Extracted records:

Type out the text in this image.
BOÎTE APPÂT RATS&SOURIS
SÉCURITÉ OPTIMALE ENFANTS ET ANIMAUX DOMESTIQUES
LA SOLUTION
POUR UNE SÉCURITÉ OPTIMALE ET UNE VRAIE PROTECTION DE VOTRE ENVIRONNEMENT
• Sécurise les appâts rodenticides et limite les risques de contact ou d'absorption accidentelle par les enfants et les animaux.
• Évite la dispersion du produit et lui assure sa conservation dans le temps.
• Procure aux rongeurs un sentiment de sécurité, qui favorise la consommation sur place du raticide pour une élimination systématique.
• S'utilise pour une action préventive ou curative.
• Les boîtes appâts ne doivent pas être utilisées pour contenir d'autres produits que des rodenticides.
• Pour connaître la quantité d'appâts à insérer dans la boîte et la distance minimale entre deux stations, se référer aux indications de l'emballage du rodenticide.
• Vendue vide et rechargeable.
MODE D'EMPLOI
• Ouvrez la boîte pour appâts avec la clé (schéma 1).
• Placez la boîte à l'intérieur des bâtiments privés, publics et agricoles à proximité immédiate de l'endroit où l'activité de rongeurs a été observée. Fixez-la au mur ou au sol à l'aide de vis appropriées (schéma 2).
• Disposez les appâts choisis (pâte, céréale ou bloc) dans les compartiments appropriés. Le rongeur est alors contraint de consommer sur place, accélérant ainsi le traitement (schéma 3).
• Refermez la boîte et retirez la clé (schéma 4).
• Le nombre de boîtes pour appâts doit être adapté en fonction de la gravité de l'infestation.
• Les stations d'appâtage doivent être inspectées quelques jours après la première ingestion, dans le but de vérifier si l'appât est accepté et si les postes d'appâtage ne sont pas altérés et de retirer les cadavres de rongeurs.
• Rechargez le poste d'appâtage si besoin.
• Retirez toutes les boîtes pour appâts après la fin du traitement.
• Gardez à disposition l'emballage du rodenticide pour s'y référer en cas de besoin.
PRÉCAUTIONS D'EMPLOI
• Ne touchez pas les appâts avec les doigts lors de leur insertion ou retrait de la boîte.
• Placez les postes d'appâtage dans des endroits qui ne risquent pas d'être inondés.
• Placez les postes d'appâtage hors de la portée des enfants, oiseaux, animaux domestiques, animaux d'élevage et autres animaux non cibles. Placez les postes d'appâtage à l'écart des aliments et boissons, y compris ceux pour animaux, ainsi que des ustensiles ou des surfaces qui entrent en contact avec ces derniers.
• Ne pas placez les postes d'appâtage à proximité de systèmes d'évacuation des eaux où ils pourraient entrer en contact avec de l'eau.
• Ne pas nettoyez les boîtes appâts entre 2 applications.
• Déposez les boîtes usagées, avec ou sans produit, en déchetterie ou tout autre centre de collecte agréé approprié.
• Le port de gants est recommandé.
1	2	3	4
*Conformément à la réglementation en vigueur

Work to complete:
Quote each line above in full, word for word.

Reply to the task:
Type out the text in this image.
BOÎTE APPÂT RATS&SOURIS
SÉCURITÉ OPTIMALE ENFANTS ET ANIMAUX DOMESTIQUES
LA SOLUTION
POUR UNE SÉCURITÉ OPTIMALE ET UNE VRAIE PROTECTION DE VOTRE ENVIRONNEMENT
• Sécurise les appâts rodenticides et limite les risques de contact ou d'absorption accidentelle par les enfants et les animaux.
• Évite la dispersion du produit et lui assure sa conservation dans le temps.
• Procure aux rongeurs un sentiment de sécurité, qui favorise la consommation sur place du raticide pour une élimination systématique.
• S'utilise pour une action préventive ou curative.
• Les boîtes appâts ne doivent pas être utilisées pour contenir d'autres produits que des rodenticides.
• Pour connaître la quantité d'appâts à insérer dans la boîte et la distance minimale entre deux stations, se référer aux indications de l'emballage du rodenticide.
• Vendue vide et rechargeable.
MODE D'EMPLOI
• Ouvrez la boîte pour appâts avec la clé (schéma 1).
• Placez la boîte à l'intérieur des bâtiments privés, publics et agricoles à proximité immédiate de l'endroit où l'activité de rongeurs a été observée. Fixez-la au mur ou au sol à l'aide de vis appropriées (schéma 2).
• Disposez les appâts choisis (pâte, céréale ou bloc) dans les compartiments appropriés. Le rongeur est alors contraint de consommer sur place, accélérant ainsi le traitement (schéma 3).
• Refermez la boîte et retirez la clé (schéma 4).
• Le nombre de boîtes pour appâts doit être adapté en fonction de la gravité de l'infestation.
• Les stations d'appâtage doivent être inspectées quelques jours après la première ingestion, dans le but de vérifier si l'appât est accepté et si les postes d'appâtage ne sont pas altérés et de retirer les cadavres de rongeurs.
• Rechargez le poste d'appâtage si besoin.
• Retirez toutes les boîtes pour appâts après la fin du traitement.
• Gardez à disposition l'emballage du rodenticide pour s'y référer en cas de besoin.
PRÉCAUTIONS D'EMPLOI
• Ne touchez pas les appâts avec les doigts lors de leur insertion ou retrait de la boîte.
• Placez les postes d'appâtage dans des endroits qui ne risquent pas d'être inondés.
• Placez les postes d'appâtage hors de la portée des enfants, oiseaux, animaux domestiques, animaux d'élevage et autres animaux non cibles. Placez les postes d'appâtage à l'écart des aliments et boissons, y compris ceux pour animaux, ainsi que des ustensiles ou des surfaces qui entrent en contact avec ces derniers.
• Ne pas placez les postes d'appâtage à proximité de systèmes d'évacuation des eaux où ils pourraient entrer en contact avec de l'eau.
• Ne pas nettoyez les boîtes appâts entre 2 applications.
• Déposez les boîtes usagées, avec ou sans produit, en déchetterie ou tout autre centre de collecte agréé approprié.
• Le port de gants est recommandé.
1	2	3	4
*Conformément à la réglementation en vigueur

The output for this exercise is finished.